### [Problem requirements]
Examine each line of the data. Copy those that contain the string "Sims".

(Excerpt from a dataset)
----
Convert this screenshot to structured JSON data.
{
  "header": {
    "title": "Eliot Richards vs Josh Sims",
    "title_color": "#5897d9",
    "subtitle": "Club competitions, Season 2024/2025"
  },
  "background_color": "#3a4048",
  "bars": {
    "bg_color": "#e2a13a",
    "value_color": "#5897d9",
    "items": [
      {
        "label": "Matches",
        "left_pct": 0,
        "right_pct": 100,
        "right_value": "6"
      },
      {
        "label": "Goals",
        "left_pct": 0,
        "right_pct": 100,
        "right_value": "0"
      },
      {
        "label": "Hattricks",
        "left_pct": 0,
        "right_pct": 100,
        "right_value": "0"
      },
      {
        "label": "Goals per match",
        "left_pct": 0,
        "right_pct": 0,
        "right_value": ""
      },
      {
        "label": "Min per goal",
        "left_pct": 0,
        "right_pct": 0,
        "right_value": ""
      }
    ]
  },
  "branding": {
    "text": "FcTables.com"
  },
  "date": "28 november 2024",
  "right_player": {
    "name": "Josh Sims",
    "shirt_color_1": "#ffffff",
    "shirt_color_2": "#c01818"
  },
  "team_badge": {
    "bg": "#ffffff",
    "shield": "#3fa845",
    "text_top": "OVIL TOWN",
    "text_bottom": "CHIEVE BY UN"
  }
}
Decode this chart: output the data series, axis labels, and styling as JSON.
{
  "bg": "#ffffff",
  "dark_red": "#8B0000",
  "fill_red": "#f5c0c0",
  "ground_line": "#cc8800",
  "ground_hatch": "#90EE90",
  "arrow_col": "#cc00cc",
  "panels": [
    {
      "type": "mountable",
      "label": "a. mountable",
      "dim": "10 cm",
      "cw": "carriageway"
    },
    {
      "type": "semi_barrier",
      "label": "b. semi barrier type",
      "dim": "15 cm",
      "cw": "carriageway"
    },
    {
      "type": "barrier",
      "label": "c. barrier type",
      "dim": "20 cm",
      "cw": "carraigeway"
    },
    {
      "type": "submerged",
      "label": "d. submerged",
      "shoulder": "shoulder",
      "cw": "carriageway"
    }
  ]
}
----
### [Exercise response]
    "title": "Eliot Richards vs Josh Sims",
    "name": "Josh Sims",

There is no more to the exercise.